Records from a collection of figures ->
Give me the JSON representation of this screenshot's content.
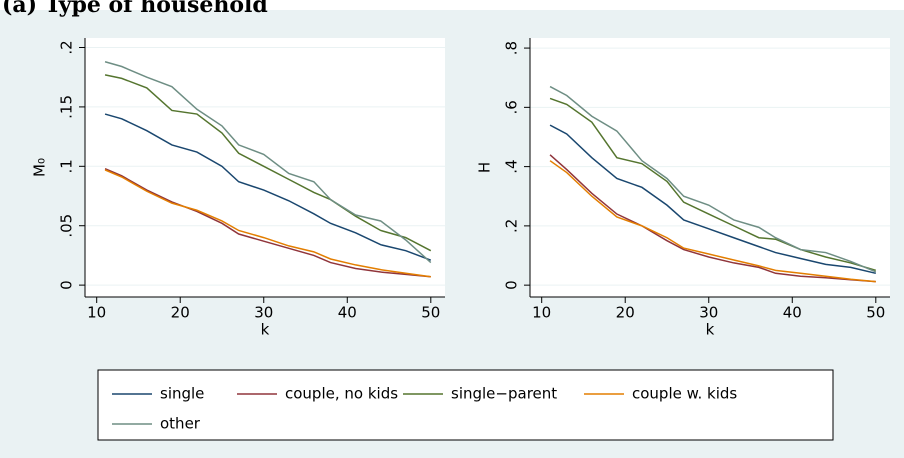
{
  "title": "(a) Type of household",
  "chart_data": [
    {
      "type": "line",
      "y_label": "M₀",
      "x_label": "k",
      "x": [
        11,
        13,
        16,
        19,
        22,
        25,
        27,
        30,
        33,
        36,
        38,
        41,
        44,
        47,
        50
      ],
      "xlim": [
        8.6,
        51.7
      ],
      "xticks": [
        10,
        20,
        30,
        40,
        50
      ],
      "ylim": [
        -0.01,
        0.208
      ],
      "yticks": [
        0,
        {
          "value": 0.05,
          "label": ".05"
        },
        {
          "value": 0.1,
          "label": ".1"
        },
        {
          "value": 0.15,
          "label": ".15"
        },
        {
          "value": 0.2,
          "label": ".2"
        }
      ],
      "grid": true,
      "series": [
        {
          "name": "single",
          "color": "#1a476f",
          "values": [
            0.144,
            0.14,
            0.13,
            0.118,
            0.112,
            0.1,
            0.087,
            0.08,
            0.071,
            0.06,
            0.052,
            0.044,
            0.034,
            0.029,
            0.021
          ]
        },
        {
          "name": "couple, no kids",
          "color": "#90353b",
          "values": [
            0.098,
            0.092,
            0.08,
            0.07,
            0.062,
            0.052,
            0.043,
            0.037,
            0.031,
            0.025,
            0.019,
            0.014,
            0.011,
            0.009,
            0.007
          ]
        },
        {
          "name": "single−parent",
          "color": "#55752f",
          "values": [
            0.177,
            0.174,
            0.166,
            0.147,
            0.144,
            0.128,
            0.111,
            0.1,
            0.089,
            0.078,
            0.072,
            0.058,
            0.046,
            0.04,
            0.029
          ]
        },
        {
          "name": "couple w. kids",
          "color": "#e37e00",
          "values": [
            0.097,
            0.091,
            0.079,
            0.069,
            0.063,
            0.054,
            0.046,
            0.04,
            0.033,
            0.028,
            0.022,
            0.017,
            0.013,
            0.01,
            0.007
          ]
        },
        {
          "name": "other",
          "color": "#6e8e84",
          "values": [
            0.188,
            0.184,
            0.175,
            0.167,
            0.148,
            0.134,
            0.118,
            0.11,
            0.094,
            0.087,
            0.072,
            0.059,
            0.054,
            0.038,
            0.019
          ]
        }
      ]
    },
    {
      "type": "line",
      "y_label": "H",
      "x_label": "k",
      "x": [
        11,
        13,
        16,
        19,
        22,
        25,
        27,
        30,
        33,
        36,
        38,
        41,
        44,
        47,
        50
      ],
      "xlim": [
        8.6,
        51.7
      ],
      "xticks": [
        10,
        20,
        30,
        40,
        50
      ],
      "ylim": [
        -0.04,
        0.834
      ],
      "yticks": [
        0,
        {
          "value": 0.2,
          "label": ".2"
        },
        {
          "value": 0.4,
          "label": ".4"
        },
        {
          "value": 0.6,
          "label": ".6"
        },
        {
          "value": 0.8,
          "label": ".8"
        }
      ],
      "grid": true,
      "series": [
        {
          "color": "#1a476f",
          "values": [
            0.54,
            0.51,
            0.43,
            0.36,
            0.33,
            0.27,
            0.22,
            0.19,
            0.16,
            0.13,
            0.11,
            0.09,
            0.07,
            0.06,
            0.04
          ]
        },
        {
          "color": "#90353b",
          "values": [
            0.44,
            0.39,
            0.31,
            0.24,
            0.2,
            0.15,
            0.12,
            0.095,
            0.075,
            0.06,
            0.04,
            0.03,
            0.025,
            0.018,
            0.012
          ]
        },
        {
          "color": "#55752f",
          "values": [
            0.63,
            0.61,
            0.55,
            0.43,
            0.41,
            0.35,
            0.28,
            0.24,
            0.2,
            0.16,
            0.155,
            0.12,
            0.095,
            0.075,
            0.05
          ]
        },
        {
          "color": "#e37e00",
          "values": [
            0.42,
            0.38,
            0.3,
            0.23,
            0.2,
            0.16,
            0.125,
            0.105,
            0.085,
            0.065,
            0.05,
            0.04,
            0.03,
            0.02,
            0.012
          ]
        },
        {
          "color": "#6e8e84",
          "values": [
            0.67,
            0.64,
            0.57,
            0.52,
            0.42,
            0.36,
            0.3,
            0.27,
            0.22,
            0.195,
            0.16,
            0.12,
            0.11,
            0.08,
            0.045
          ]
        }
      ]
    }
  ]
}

Exercise goal -> Count how many lines above include the word "couple" and answer with that figure only.

Solution -> 2